── Records to use ──

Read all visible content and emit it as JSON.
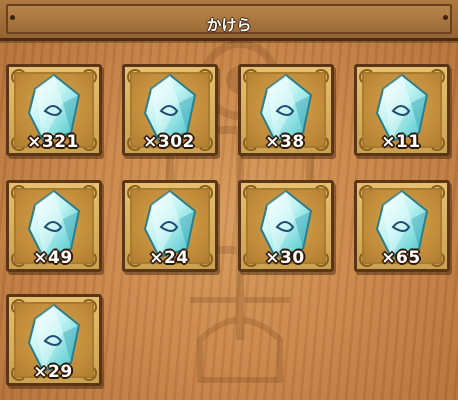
{
  "header": {
    "title": "かけら"
  },
  "items": [
    {
      "icon": "gem-fragment-icon",
      "count": "×321"
    },
    {
      "icon": "gem-fragment-icon",
      "count": "×302"
    },
    {
      "icon": "gem-fragment-icon",
      "count": "×38"
    },
    {
      "icon": "gem-fragment-icon",
      "count": "×11"
    },
    {
      "icon": "gem-fragment-icon",
      "count": "×49"
    },
    {
      "icon": "gem-fragment-icon",
      "count": "×24"
    },
    {
      "icon": "gem-fragment-icon",
      "count": "×30"
    },
    {
      "icon": "gem-fragment-icon",
      "count": "×65"
    },
    {
      "icon": "gem-fragment-icon",
      "count": "×29"
    }
  ],
  "colors": {
    "crystal": "#bff4f2",
    "frame": "#e0b866",
    "border": "#5a3616"
  }
}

───

● **Directions**: Extract, from the material above, each line holding the word "count".

● **Right answer**:
      "count": "×321"
      "count": "×302"
      "count": "×38"
      "count": "×11"
      "count": "×49"
      "count": "×24"
      "count": "×30"
      "count": "×65"
      "count": "×29"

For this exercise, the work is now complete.